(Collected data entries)
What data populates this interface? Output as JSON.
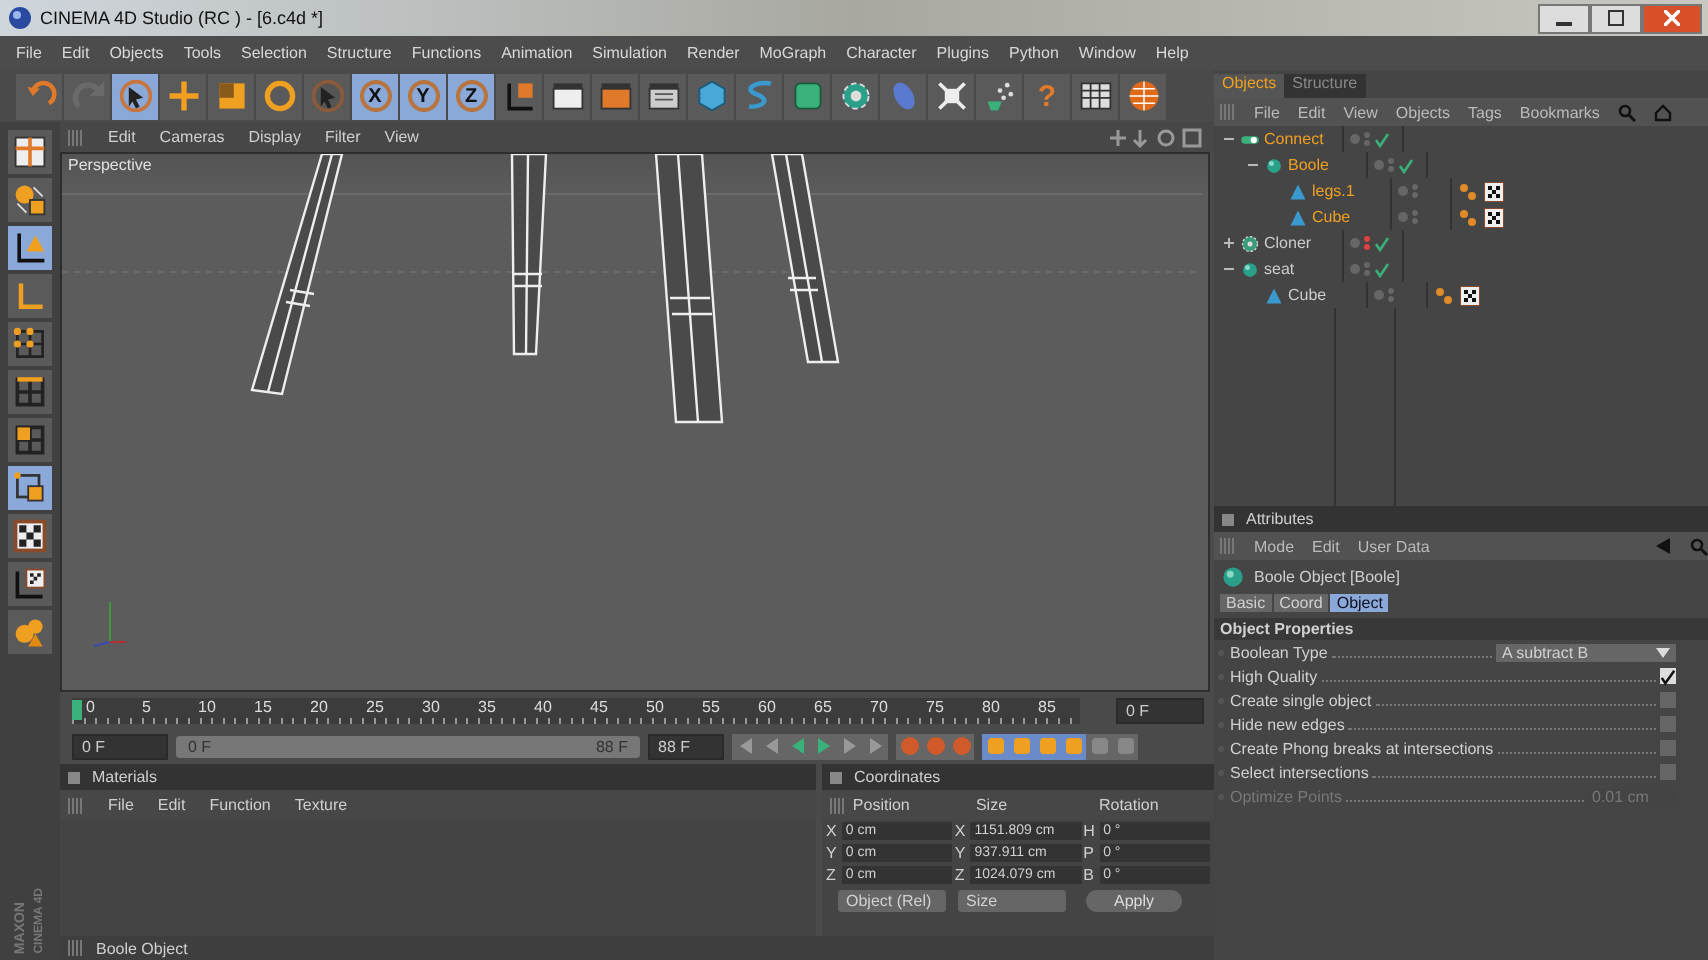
{
  "window": {
    "title": "CINEMA 4D Studio (RC ) - [6.c4d *]"
  },
  "menu": [
    "File",
    "Edit",
    "Objects",
    "Tools",
    "Selection",
    "Structure",
    "Functions",
    "Animation",
    "Simulation",
    "Render",
    "MoGraph",
    "Character",
    "Plugins",
    "Python",
    "Window",
    "Help"
  ],
  "toolbar": [
    {
      "kind": "undo",
      "selected": false
    },
    {
      "kind": "redo",
      "selected": false
    },
    {
      "kind": "select",
      "selected": true
    },
    {
      "kind": "move",
      "selected": false
    },
    {
      "kind": "scale",
      "selected": false
    },
    {
      "kind": "rotate",
      "selected": false
    },
    {
      "kind": "live",
      "selected": false
    },
    {
      "kind": "axis",
      "label": "X",
      "selected": true
    },
    {
      "kind": "axis",
      "label": "Y",
      "selected": true
    },
    {
      "kind": "axis",
      "label": "Z",
      "selected": true
    },
    {
      "kind": "coord",
      "selected": false
    },
    {
      "kind": "render-view",
      "selected": false
    },
    {
      "kind": "render",
      "selected": false
    },
    {
      "kind": "render-settings",
      "selected": false
    },
    {
      "kind": "cube",
      "selected": false
    },
    {
      "kind": "spline",
      "selected": false
    },
    {
      "kind": "nurbs",
      "selected": false
    },
    {
      "kind": "cloner",
      "selected": false
    },
    {
      "kind": "deformer",
      "selected": false
    },
    {
      "kind": "explode",
      "selected": false
    },
    {
      "kind": "particles",
      "selected": false
    },
    {
      "kind": "help",
      "label": "?",
      "selected": false
    },
    {
      "kind": "table",
      "selected": false
    },
    {
      "kind": "globe",
      "selected": false
    }
  ],
  "left_toolbar": [
    {
      "kind": "layout",
      "selected": false
    },
    {
      "kind": "model",
      "selected": false
    },
    {
      "kind": "object-axis",
      "selected": true
    },
    {
      "kind": "axis-l",
      "selected": false
    },
    {
      "kind": "points",
      "selected": false
    },
    {
      "kind": "edges",
      "selected": false
    },
    {
      "kind": "polygons",
      "selected": false
    },
    {
      "kind": "uv",
      "selected": true
    },
    {
      "kind": "checker",
      "selected": false
    },
    {
      "kind": "texture-axis",
      "selected": false
    },
    {
      "kind": "sculpt",
      "selected": false
    }
  ],
  "logo": [
    "MAXON",
    "CINEMA 4D"
  ],
  "viewport": {
    "menu": [
      "Edit",
      "Cameras",
      "Display",
      "Filter",
      "View"
    ],
    "camera": "Perspective"
  },
  "timeline": {
    "ticks": [
      "0",
      "5",
      "10",
      "15",
      "20",
      "25",
      "30",
      "35",
      "40",
      "45",
      "50",
      "55",
      "60",
      "65",
      "70",
      "75",
      "80",
      "85"
    ],
    "current_frame": "0 F",
    "start": "0 F",
    "range": {
      "start": "0 F",
      "end": "88 F",
      "level": 1
    },
    "end": "88 F"
  },
  "materials": {
    "title": "Materials",
    "menu": [
      "File",
      "Edit",
      "Function",
      "Texture"
    ]
  },
  "coordinates": {
    "title": "Coordinates",
    "columns": [
      "Position",
      "Size",
      "Rotation"
    ],
    "rows": [
      {
        "axis": "X",
        "position": "0 cm",
        "size_axis": "X",
        "size": "1151.809 cm",
        "rot_axis": "H",
        "rotation": "0 °"
      },
      {
        "axis": "Y",
        "position": "0 cm",
        "size_axis": "Y",
        "size": "937.911 cm",
        "rot_axis": "P",
        "rotation": "0 °"
      },
      {
        "axis": "Z",
        "position": "0 cm",
        "size_axis": "Z",
        "size": "1024.079 cm",
        "rot_axis": "B",
        "rotation": "0 °"
      }
    ],
    "mode": "Object (Rel)",
    "size_mode": "Size",
    "apply": "Apply"
  },
  "status_bar": "Boole Object",
  "objects": {
    "tabs": [
      {
        "label": "Objects",
        "selected": true
      },
      {
        "label": "Structure",
        "selected": false
      }
    ],
    "menu": [
      "File",
      "Edit",
      "View",
      "Objects",
      "Tags",
      "Bookmarks"
    ],
    "tree": [
      {
        "name": "Connect",
        "kind": "connect",
        "selected": true,
        "visible": true,
        "checked": true,
        "expanded": true,
        "children": [
          {
            "name": "Boole",
            "kind": "boole",
            "selected": true,
            "visible": true,
            "checked": true,
            "expanded": true,
            "children": [
              {
                "name": "legs.1",
                "kind": "polygon",
                "selected": true,
                "visible": true,
                "checked": false
              },
              {
                "name": "Cube",
                "kind": "polygon",
                "selected": true,
                "visible": true,
                "checked": false
              }
            ]
          }
        ]
      },
      {
        "name": "Cloner",
        "kind": "cloner",
        "selected": false,
        "visible": false,
        "checked": true,
        "expanded": false
      },
      {
        "name": "seat",
        "kind": "boole",
        "selected": false,
        "visible": true,
        "checked": true,
        "expanded": true,
        "children": [
          {
            "name": "Cube",
            "kind": "polygon",
            "selected": false,
            "visible": true,
            "checked": false
          }
        ]
      }
    ]
  },
  "attributes": {
    "title": "Attributes",
    "menu": [
      "Mode",
      "Edit",
      "User Data"
    ],
    "object": "Boole Object [Boole]",
    "tabs": [
      {
        "label": "Basic",
        "selected": false
      },
      {
        "label": "Coord",
        "selected": false
      },
      {
        "label": "Object",
        "selected": true
      }
    ],
    "section": "Object Properties",
    "rows": [
      {
        "label": "Boolean Type",
        "kind": "dropdown",
        "value": "A subtract B"
      },
      {
        "label": "High Quality",
        "kind": "checkbox",
        "checked": true
      },
      {
        "label": "Create single object",
        "kind": "checkbox",
        "checked": false
      },
      {
        "label": "Hide new edges",
        "kind": "checkbox",
        "checked": false
      },
      {
        "label": "Create Phong breaks at intersections",
        "kind": "checkbox",
        "checked": false
      },
      {
        "label": "Select intersections",
        "kind": "checkbox",
        "checked": false
      },
      {
        "label": "Optimize Points",
        "kind": "number",
        "value": "0.01 cm",
        "disabled": true
      }
    ]
  }
}
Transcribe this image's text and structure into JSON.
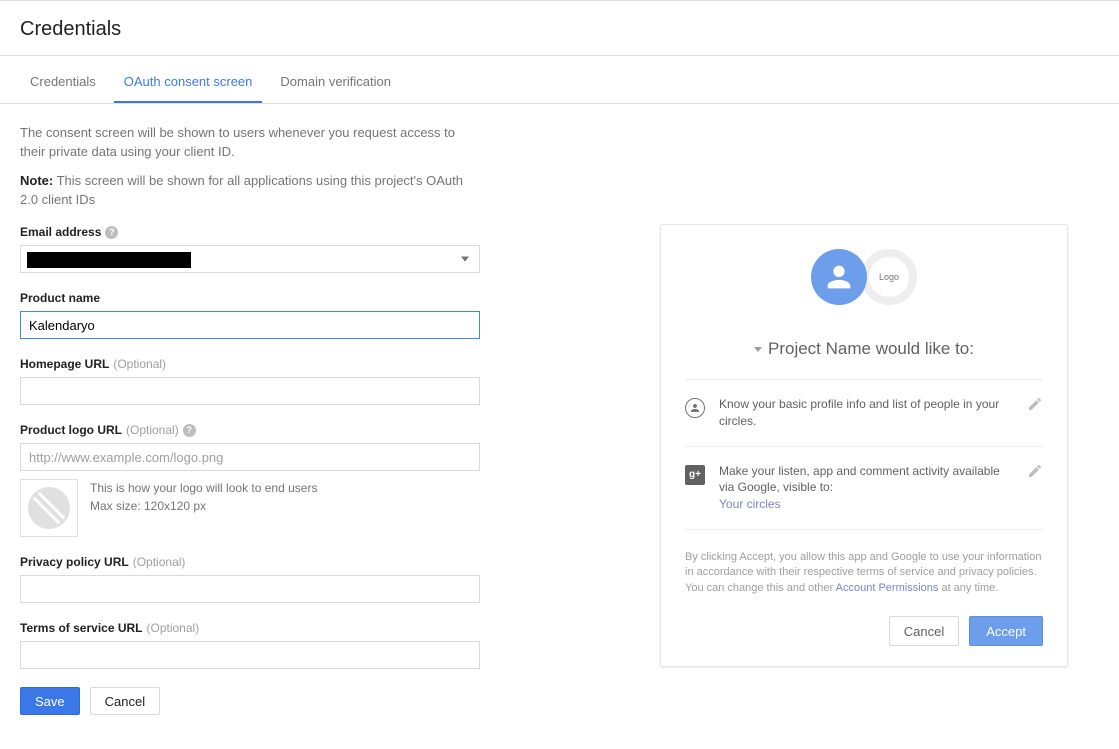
{
  "page_title": "Credentials",
  "tabs": [
    {
      "label": "Credentials",
      "active": false
    },
    {
      "label": "OAuth consent screen",
      "active": true
    },
    {
      "label": "Domain verification",
      "active": false
    }
  ],
  "description": "The consent screen will be shown to users whenever you request access to their private data using your client ID.",
  "note_prefix": "Note:",
  "note_text": " This screen will be shown for all applications using this project's OAuth 2.0 client IDs",
  "fields": {
    "email": {
      "label": "Email address",
      "value": ""
    },
    "product_name": {
      "label": "Product name",
      "value": "Kalendaryo"
    },
    "homepage": {
      "label": "Homepage URL",
      "optional": "(Optional)",
      "value": ""
    },
    "logo_url": {
      "label": "Product logo URL",
      "optional": "(Optional)",
      "placeholder": "http://www.example.com/logo.png"
    },
    "logo_hint1": "This is how your logo will look to end users",
    "logo_hint2": "Max size: 120x120 px",
    "privacy": {
      "label": "Privacy policy URL",
      "optional": "(Optional)",
      "value": ""
    },
    "tos": {
      "label": "Terms of service URL",
      "optional": "(Optional)",
      "value": ""
    }
  },
  "buttons": {
    "save": "Save",
    "cancel": "Cancel"
  },
  "preview": {
    "logo_text": "Logo",
    "title": "Project Name would like to:",
    "perms": [
      {
        "text": "Know your basic profile info and list of people in your circles."
      },
      {
        "text": "Make your listen, app and comment activity available via Google, visible to:",
        "link": "Your circles"
      }
    ],
    "disclaimer_1": "By clicking Accept, you allow this app and Google to use your information in accordance with their respective terms of service and privacy policies. You can change this and other ",
    "disclaimer_link": "Account Permissions",
    "disclaimer_2": " at any time.",
    "cancel": "Cancel",
    "accept": "Accept"
  }
}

▶ What to work on: Count the lines that include the word "CINEMA" and state the result as a bare number.

▶ Full solution: 2